**What is needed**
Check each line of the data for "structure" and select those that have it.

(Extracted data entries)
■ ■ ■ ■ ■

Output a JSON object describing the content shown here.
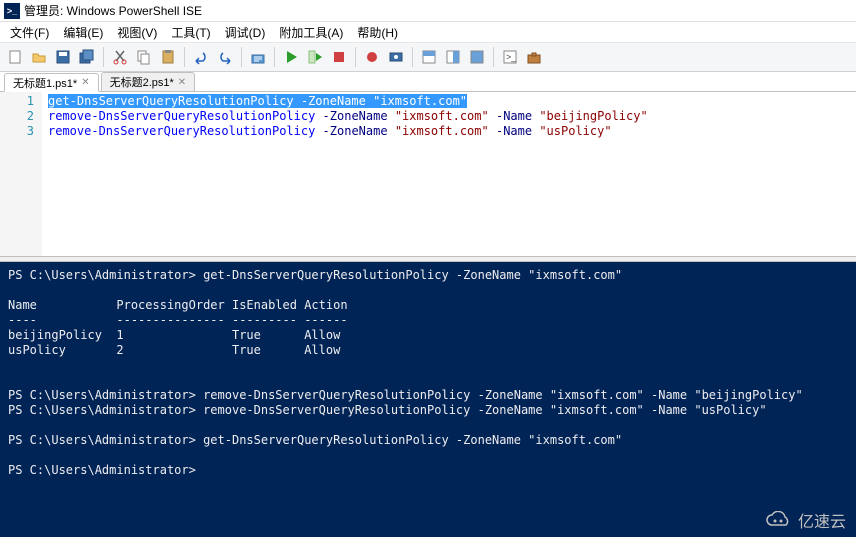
{
  "window": {
    "title": "管理员: Windows PowerShell ISE"
  },
  "menu": {
    "file": "文件(F)",
    "edit": "编辑(E)",
    "view": "视图(V)",
    "tools": "工具(T)",
    "debug": "调试(D)",
    "addons": "附加工具(A)",
    "help": "帮助(H)"
  },
  "tabs": [
    {
      "label": "无标题1.ps1*",
      "active": true
    },
    {
      "label": "无标题2.ps1*",
      "active": false
    }
  ],
  "editor": {
    "lines": [
      {
        "n": "1",
        "selected": true,
        "segments": [
          {
            "t": "get-DnsServerQueryResolutionPolicy",
            "c": "cmd"
          },
          {
            "t": " "
          },
          {
            "t": "-ZoneName",
            "c": "param"
          },
          {
            "t": " "
          },
          {
            "t": "\"ixmsoft.com\"",
            "c": "str"
          }
        ]
      },
      {
        "n": "2",
        "segments": [
          {
            "t": "remove-DnsServerQueryResolutionPolicy",
            "c": "cmd"
          },
          {
            "t": " "
          },
          {
            "t": "-ZoneName",
            "c": "param"
          },
          {
            "t": " "
          },
          {
            "t": "\"ixmsoft.com\"",
            "c": "str"
          },
          {
            "t": " "
          },
          {
            "t": "-Name",
            "c": "param"
          },
          {
            "t": " "
          },
          {
            "t": "\"beijingPolicy\"",
            "c": "str"
          }
        ]
      },
      {
        "n": "3",
        "segments": [
          {
            "t": "remove-DnsServerQueryResolutionPolicy",
            "c": "cmd"
          },
          {
            "t": " "
          },
          {
            "t": "-ZoneName",
            "c": "param"
          },
          {
            "t": " "
          },
          {
            "t": "\"ixmsoft.com\"",
            "c": "str"
          },
          {
            "t": " "
          },
          {
            "t": "-Name",
            "c": "param"
          },
          {
            "t": " "
          },
          {
            "t": "\"usPolicy\"",
            "c": "str"
          }
        ]
      }
    ]
  },
  "console": {
    "prompt": "PS C:\\Users\\Administrator>",
    "cmd1": "get-DnsServerQueryResolutionPolicy -ZoneName \"ixmsoft.com\"",
    "header": "Name           ProcessingOrder IsEnabled Action",
    "divider": "----           --------------- --------- ------",
    "row1": "beijingPolicy  1               True      Allow",
    "row2": "usPolicy       2               True      Allow",
    "cmd2": "remove-DnsServerQueryResolutionPolicy -ZoneName \"ixmsoft.com\" -Name \"beijingPolicy\"",
    "cmd3": "remove-DnsServerQueryResolutionPolicy -ZoneName \"ixmsoft.com\" -Name \"usPolicy\"",
    "cmd4": "get-DnsServerQueryResolutionPolicy -ZoneName \"ixmsoft.com\""
  },
  "watermark": {
    "text": "亿速云"
  },
  "icons": {
    "new": "new",
    "open": "open",
    "save": "save",
    "saveall": "saveall",
    "cut": "cut",
    "copy": "copy",
    "paste": "paste",
    "undo": "undo",
    "redo": "redo",
    "run": "run",
    "runsel": "runsel",
    "stop": "stop",
    "br": "br",
    "rm": "rm",
    "panel1": "p1",
    "panel2": "p2",
    "panel3": "p3",
    "cmdpane": "cmd",
    "toolbox": "tb"
  }
}
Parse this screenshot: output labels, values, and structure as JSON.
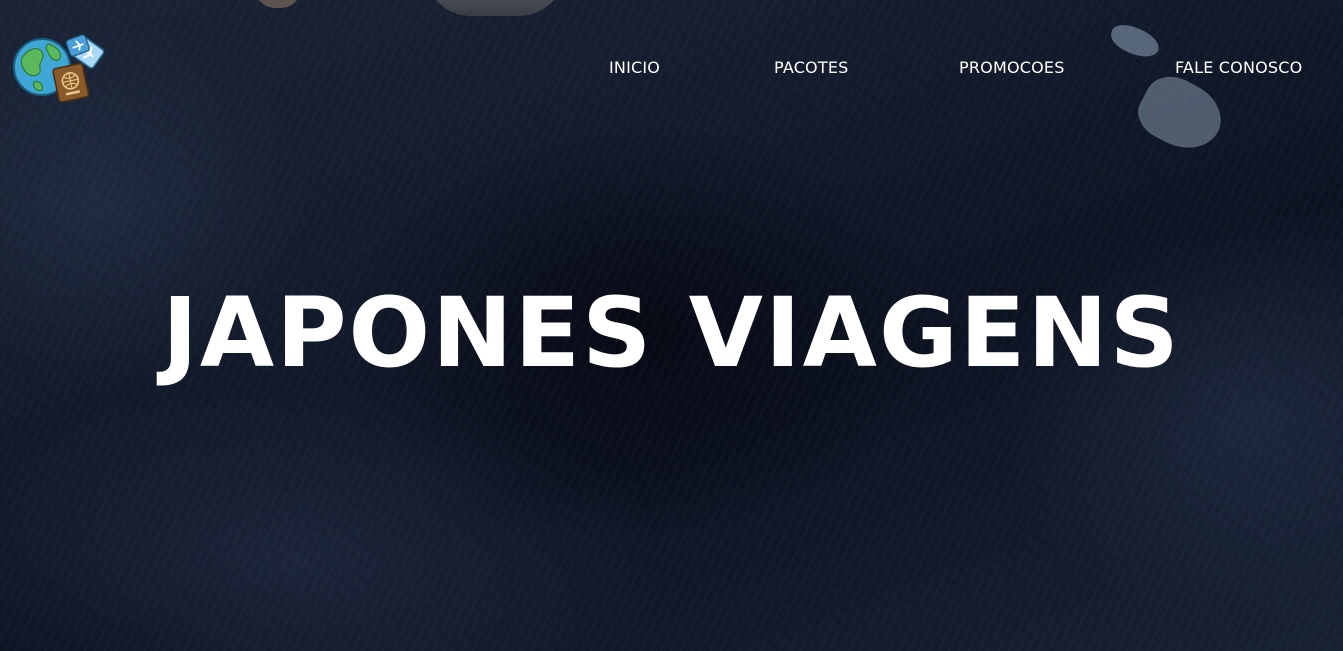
{
  "site": {
    "title": "JAPONES VIAGENS",
    "logo_icon": "globe-passport-plane-icon"
  },
  "nav": {
    "items": [
      {
        "label": "INICIO"
      },
      {
        "label": "PACOTES"
      },
      {
        "label": "PROMOCOES"
      },
      {
        "label": "FALE CONOSCO"
      }
    ]
  },
  "colors": {
    "text": "#ffffff",
    "background": "#121a2b",
    "globe_water": "#3fa7d6",
    "globe_land": "#5cb85c",
    "passport": "#8b5a2b"
  }
}
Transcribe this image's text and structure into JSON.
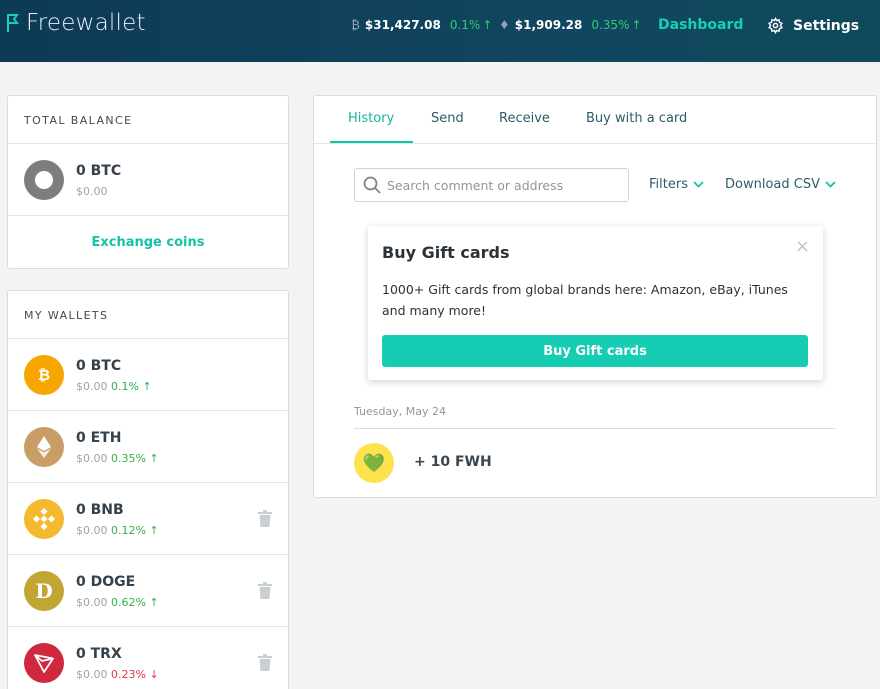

■ ■ ■ ■ ■

**Expected answer**
Parse this screenshot: output labels, values, and structure as JSON.
Transcribe this image's text and structure into JSON.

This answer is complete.